[Items from a figure collection]
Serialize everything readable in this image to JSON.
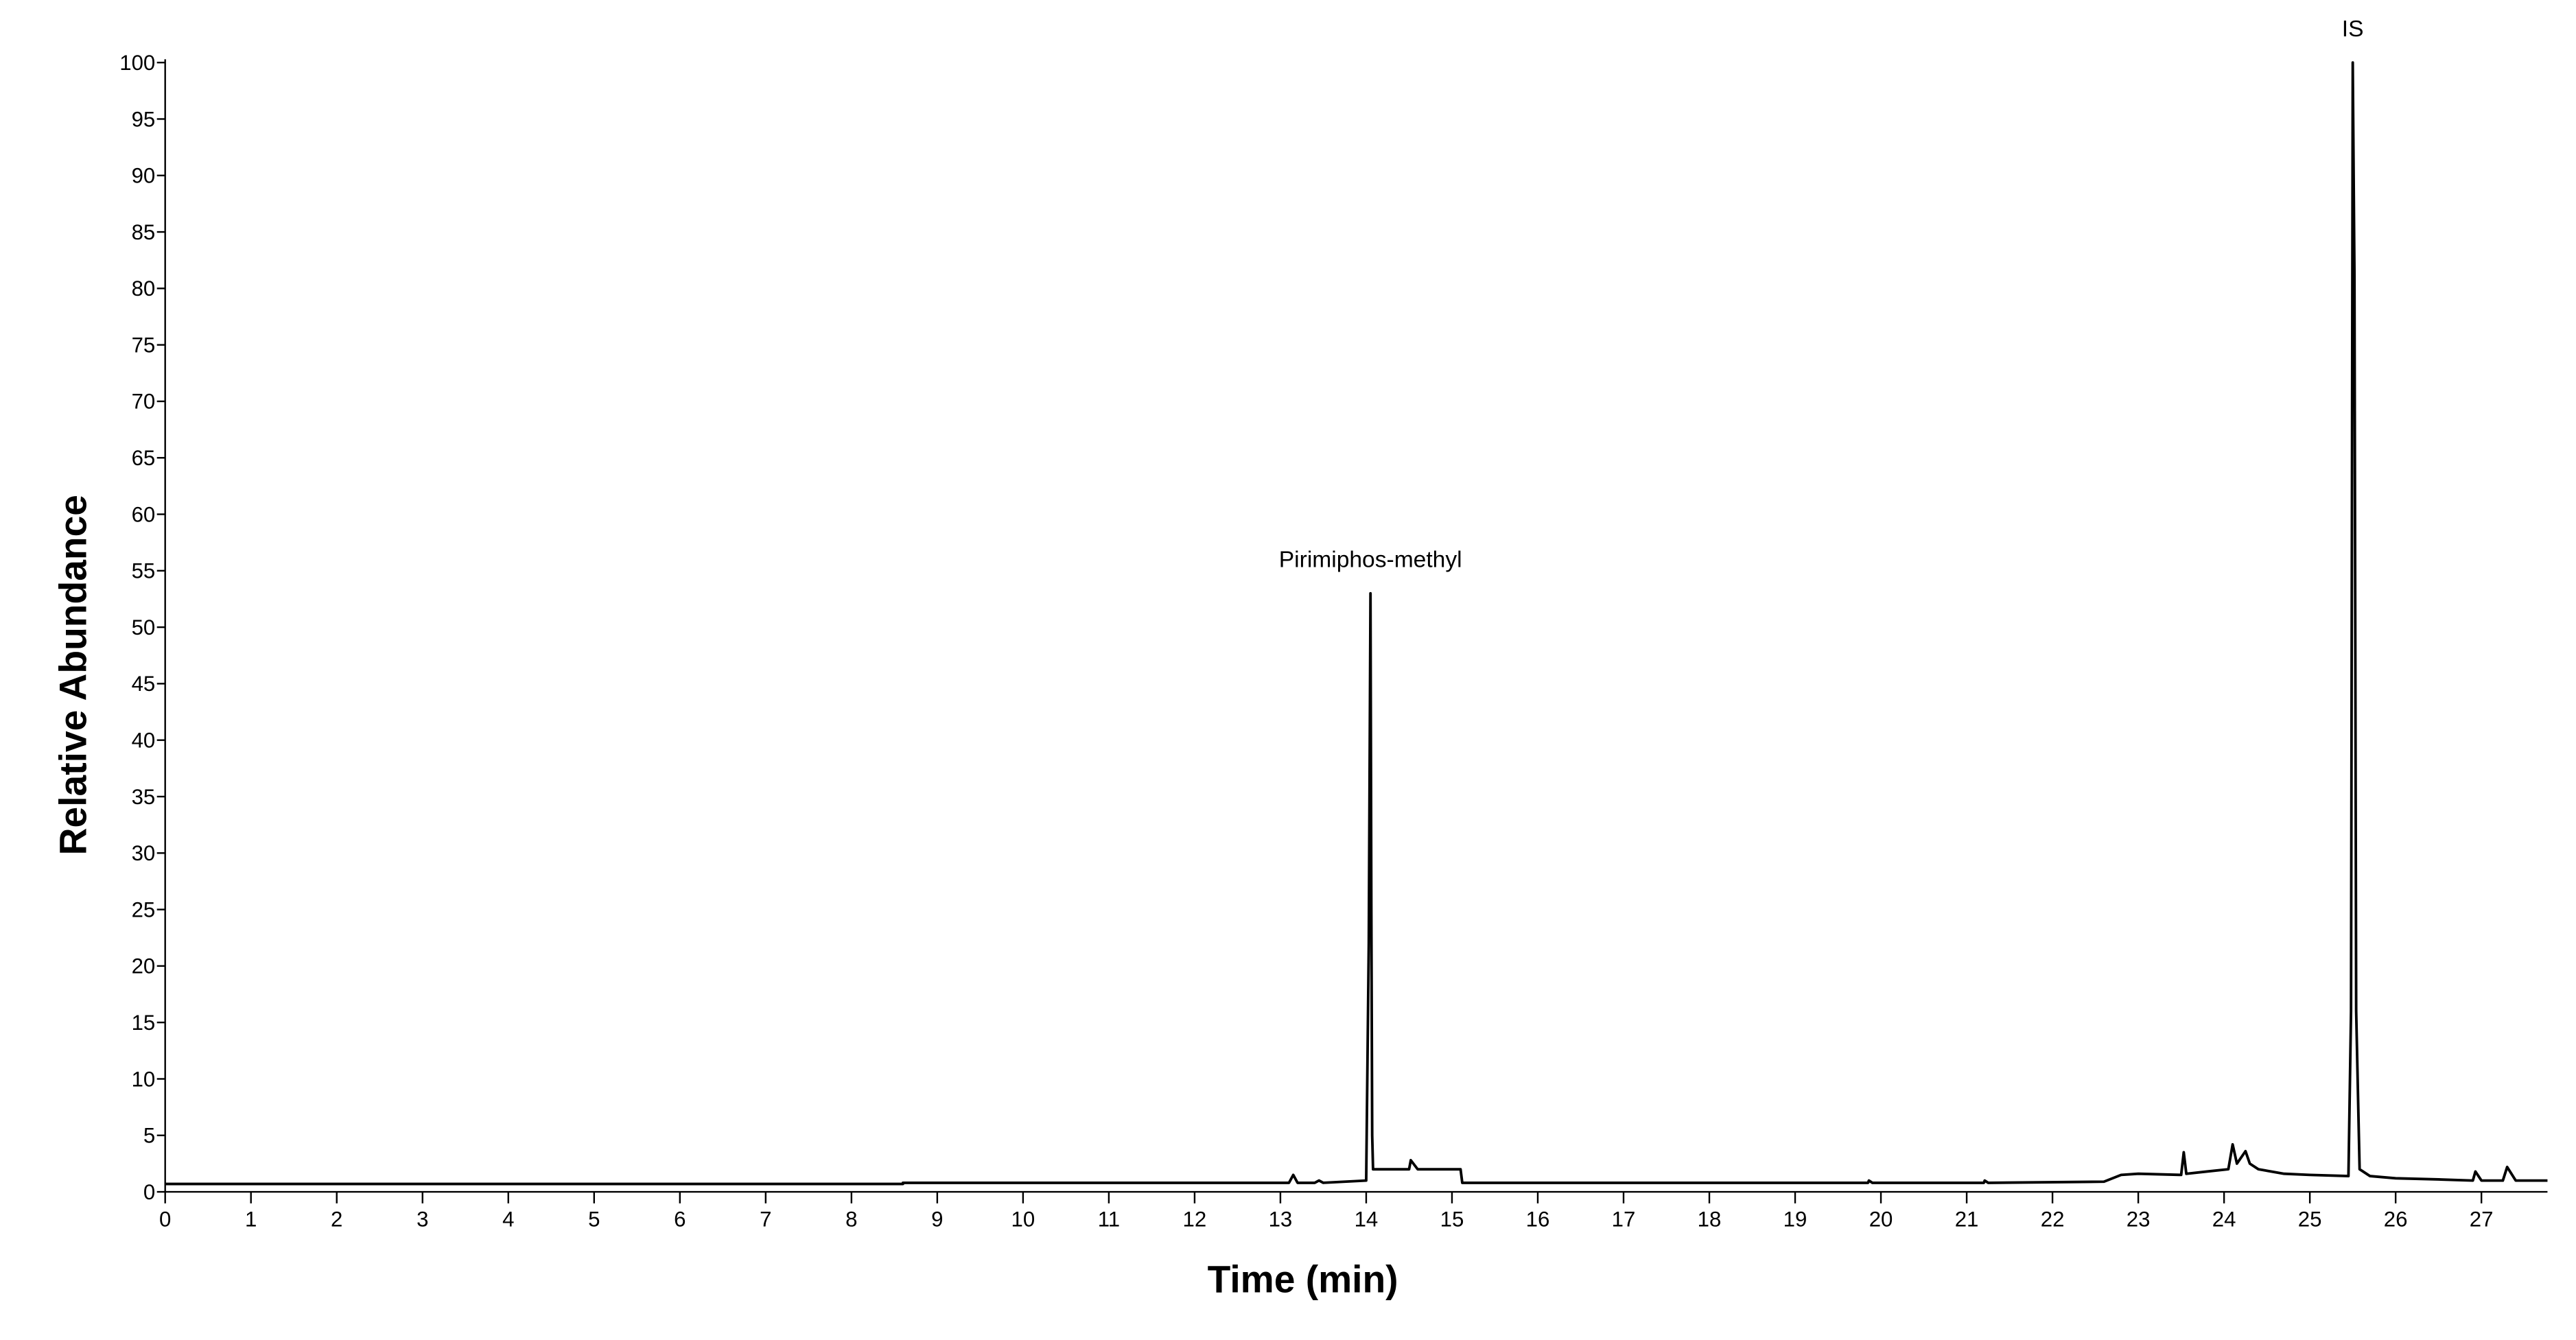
{
  "chart_data": {
    "type": "line",
    "xlabel": "Time (min)",
    "ylabel": "Relative Abundance",
    "color": "#000000",
    "x": [
      0,
      8.6,
      8.6,
      13.1,
      13.15,
      13.2,
      13.4,
      13.45,
      13.5,
      14.0,
      14.03,
      14.05,
      14.06,
      14.07,
      14.08,
      14.1,
      14.3,
      14.5,
      14.52,
      14.6,
      15.1,
      15.12,
      19.85,
      19.86,
      19.9,
      21.2,
      21.21,
      21.25,
      22.6,
      22.8,
      23.0,
      23.5,
      23.53,
      23.56,
      23.8,
      24.05,
      24.1,
      24.15,
      24.25,
      24.3,
      24.4,
      24.7,
      25.0,
      25.45,
      25.48,
      25.5,
      25.52,
      25.54,
      25.58,
      25.7,
      26.0,
      26.5,
      26.9,
      26.93,
      27.0,
      27.25,
      27.3,
      27.4,
      27.77
    ],
    "values": [
      0.7,
      0.7,
      0.8,
      0.8,
      1.5,
      0.8,
      0.8,
      1.0,
      0.8,
      1.0,
      22,
      53,
      25,
      5,
      2,
      2,
      2,
      2,
      2.8,
      2,
      2,
      0.8,
      0.8,
      1.0,
      0.8,
      0.8,
      1.0,
      0.8,
      0.9,
      1.5,
      1.6,
      1.5,
      3.5,
      1.6,
      1.8,
      2,
      4.2,
      2.5,
      3.6,
      2.5,
      2,
      1.6,
      1.5,
      1.4,
      16,
      100,
      81,
      16,
      2,
      1.4,
      1.2,
      1.1,
      1.0,
      1.8,
      1.0,
      1.0,
      2.2,
      1.0,
      1.0
    ],
    "annotations": [
      {
        "text": "Pirimiphos-methyl",
        "x": 14.05
      },
      {
        "text": "IS",
        "x": 25.5
      }
    ],
    "xlim": [
      0,
      27.77
    ],
    "ylim": [
      0,
      100
    ],
    "xticks": [
      0,
      1,
      2,
      3,
      4,
      5,
      6,
      7,
      8,
      9,
      10,
      11,
      12,
      13,
      14,
      15,
      16,
      17,
      18,
      19,
      20,
      21,
      22,
      23,
      24,
      25,
      26,
      27
    ],
    "yticks": [
      0,
      5,
      10,
      15,
      20,
      25,
      30,
      35,
      40,
      45,
      50,
      55,
      60,
      65,
      70,
      75,
      80,
      85,
      90,
      95,
      100
    ]
  }
}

◆ **TASK**
Pictures are excluded; repeat every record exactly.

◆ **ANSWER**
Serialize everything readable in this image to JSON.
{
  "chart_data": {
    "type": "line",
    "xlabel": "Time (min)",
    "ylabel": "Relative Abundance",
    "color": "#000000",
    "x": [
      0,
      8.6,
      8.6,
      13.1,
      13.15,
      13.2,
      13.4,
      13.45,
      13.5,
      14.0,
      14.03,
      14.05,
      14.06,
      14.07,
      14.08,
      14.1,
      14.3,
      14.5,
      14.52,
      14.6,
      15.1,
      15.12,
      19.85,
      19.86,
      19.9,
      21.2,
      21.21,
      21.25,
      22.6,
      22.8,
      23.0,
      23.5,
      23.53,
      23.56,
      23.8,
      24.05,
      24.1,
      24.15,
      24.25,
      24.3,
      24.4,
      24.7,
      25.0,
      25.45,
      25.48,
      25.5,
      25.52,
      25.54,
      25.58,
      25.7,
      26.0,
      26.5,
      26.9,
      26.93,
      27.0,
      27.25,
      27.3,
      27.4,
      27.77
    ],
    "values": [
      0.7,
      0.7,
      0.8,
      0.8,
      1.5,
      0.8,
      0.8,
      1.0,
      0.8,
      1.0,
      22,
      53,
      25,
      5,
      2,
      2,
      2,
      2,
      2.8,
      2,
      2,
      0.8,
      0.8,
      1.0,
      0.8,
      0.8,
      1.0,
      0.8,
      0.9,
      1.5,
      1.6,
      1.5,
      3.5,
      1.6,
      1.8,
      2,
      4.2,
      2.5,
      3.6,
      2.5,
      2,
      1.6,
      1.5,
      1.4,
      16,
      100,
      81,
      16,
      2,
      1.4,
      1.2,
      1.1,
      1.0,
      1.8,
      1.0,
      1.0,
      2.2,
      1.0,
      1.0
    ],
    "annotations": [
      {
        "text": "Pirimiphos-methyl",
        "x": 14.05
      },
      {
        "text": "IS",
        "x": 25.5
      }
    ],
    "xlim": [
      0,
      27.77
    ],
    "ylim": [
      0,
      100
    ],
    "xticks": [
      0,
      1,
      2,
      3,
      4,
      5,
      6,
      7,
      8,
      9,
      10,
      11,
      12,
      13,
      14,
      15,
      16,
      17,
      18,
      19,
      20,
      21,
      22,
      23,
      24,
      25,
      26,
      27
    ],
    "yticks": [
      0,
      5,
      10,
      15,
      20,
      25,
      30,
      35,
      40,
      45,
      50,
      55,
      60,
      65,
      70,
      75,
      80,
      85,
      90,
      95,
      100
    ]
  }
}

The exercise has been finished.